• STORED ROWS:
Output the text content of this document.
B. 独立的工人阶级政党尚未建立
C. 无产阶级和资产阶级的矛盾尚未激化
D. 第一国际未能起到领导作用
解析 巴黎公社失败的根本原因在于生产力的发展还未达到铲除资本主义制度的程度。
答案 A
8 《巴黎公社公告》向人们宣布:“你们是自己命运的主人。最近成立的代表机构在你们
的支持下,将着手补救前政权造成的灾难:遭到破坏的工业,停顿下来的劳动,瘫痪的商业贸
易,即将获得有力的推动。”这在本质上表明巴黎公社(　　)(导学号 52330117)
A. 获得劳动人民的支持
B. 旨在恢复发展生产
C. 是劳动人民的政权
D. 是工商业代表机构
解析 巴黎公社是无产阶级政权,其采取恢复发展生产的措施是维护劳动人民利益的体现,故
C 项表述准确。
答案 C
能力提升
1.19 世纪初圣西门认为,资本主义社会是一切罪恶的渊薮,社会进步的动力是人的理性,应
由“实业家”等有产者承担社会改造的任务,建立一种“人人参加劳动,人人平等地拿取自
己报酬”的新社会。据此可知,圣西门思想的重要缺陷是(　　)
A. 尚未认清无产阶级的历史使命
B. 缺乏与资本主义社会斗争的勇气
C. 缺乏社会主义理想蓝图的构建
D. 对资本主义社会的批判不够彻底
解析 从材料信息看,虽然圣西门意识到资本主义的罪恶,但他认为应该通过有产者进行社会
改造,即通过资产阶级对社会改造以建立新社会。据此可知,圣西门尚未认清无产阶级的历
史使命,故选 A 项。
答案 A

• OBJECTIVE: Copy all of the data exactly.

• EXERCISE ANSWER:
Output the text content of this document.
B. 独立的工人阶级政党尚未建立
C. 无产阶级和资产阶级的矛盾尚未激化
D. 第一国际未能起到领导作用
解析 巴黎公社失败的根本原因在于生产力的发展还未达到铲除资本主义制度的程度。
答案 A
8 《巴黎公社公告》向人们宣布:“你们是自己命运的主人。最近成立的代表机构在你们
的支持下,将着手补救前政权造成的灾难:遭到破坏的工业,停顿下来的劳动,瘫痪的商业贸
易,即将获得有力的推动。”这在本质上表明巴黎公社(　　)(导学号 52330117)
A. 获得劳动人民的支持
B. 旨在恢复发展生产
C. 是劳动人民的政权
D. 是工商业代表机构
解析 巴黎公社是无产阶级政权,其采取恢复发展生产的措施是维护劳动人民利益的体现,故
C 项表述准确。
答案 C
能力提升
1.19 世纪初圣西门认为,资本主义社会是一切罪恶的渊薮,社会进步的动力是人的理性,应
由“实业家”等有产者承担社会改造的任务,建立一种“人人参加劳动,人人平等地拿取自
己报酬”的新社会。据此可知,圣西门思想的重要缺陷是(　　)
A. 尚未认清无产阶级的历史使命
B. 缺乏与资本主义社会斗争的勇气
C. 缺乏社会主义理想蓝图的构建
D. 对资本主义社会的批判不够彻底
解析 从材料信息看,虽然圣西门意识到资本主义的罪恶,但他认为应该通过有产者进行社会
改造,即通过资产阶级对社会改造以建立新社会。据此可知,圣西门尚未认清无产阶级的历
史使命,故选 A 项。
答案 A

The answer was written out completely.